Testo di riferimento:
□ □ □ □ □ □ □
A spingere verso tale decisione, di cui peraltro si parlava ormai da diverse settimane, era stato lo spettro della deflazione così da scongiurare un prolungato livello dei prezzi in territorio negativo (causato, in particolare, dal crollo del prezzo del greggio). Ma c’è di più: la misura “non convenzionale” che la Bce adotta ha il fine di far ripartire l’economia, sulla scia dell’esempio statunitense della Fed. Rilanciare, detta altrimenti, l’industria e soprattutto, con il conseguente deprezzamento dell’euro, le imprese maggiormente orientate alle esportazioni.
Dunque a partire dal mese di marzo la Bce inizierà a comprare titoli, mentre è prevista la condivisione del rischio con le banche centrali dei paesi interessati per una quota pari al 20% del totale. Dunque la linea tedesca, con Berlino che confidava in una quota superiore (al 50%), è passata solo in parte. Inoltre la Bce potrà acquistare entro un tetto che non superi il 33% del debito di ciascun paese e per ogni emissione non potrà acquistare più del 25% dei titoli.
□ □ □ □ □ □ □
Estratto dei dati:
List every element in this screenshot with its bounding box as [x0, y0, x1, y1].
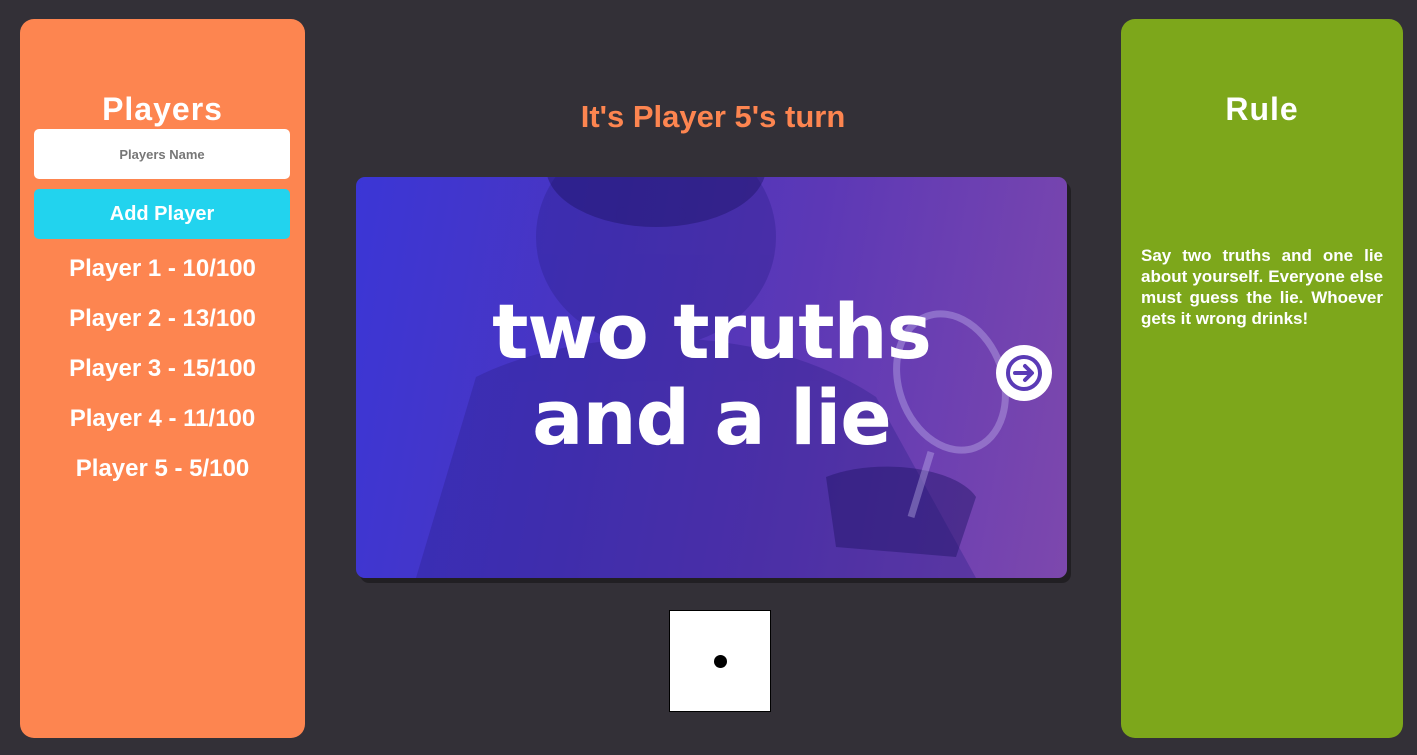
□ □ □ □ □ □ □
Da svolgere:
A - Nel brano sulla decisione della Bce, qual è la quota massima dei titoli di ciascuna emissione che la Bce potrà acquistare?
B - Riprendi il brano sulla decisione della Bce e continualo a partire dalla sua ultima frase.

Soluzioni degli esercizi:
A - Non più del 25%.

B -
Le resistenze espresse nei giorni scorsi dagli scettici del Quantitative Easing riguardavano soprattutto la possibilità che una massiccia iniezione di liquidità possa allontanare, o ritardare per meglio dire, l’urgenza di quelle riforme strutturali che conducano le economie periferiche dell’Eurozona a livelli di competitività accettabili. Un discorso che potrebbe valere anche per Italia e Francia, che tanto hanno spronato Francoforte verso una soluzione di questo tipo nella convinzione che senza una politica monetaria espansiva l’Eurozona è destinata ad un prolungato periodo di stagnazione economica. Ma in questo senso Draghi è stato chiaro, sottolineando come le riforme strutturali debbano essere attuate “in modo credibile ed efficace” così da “incoraggiare le imprese ad aumentare gli investimenti da subito”.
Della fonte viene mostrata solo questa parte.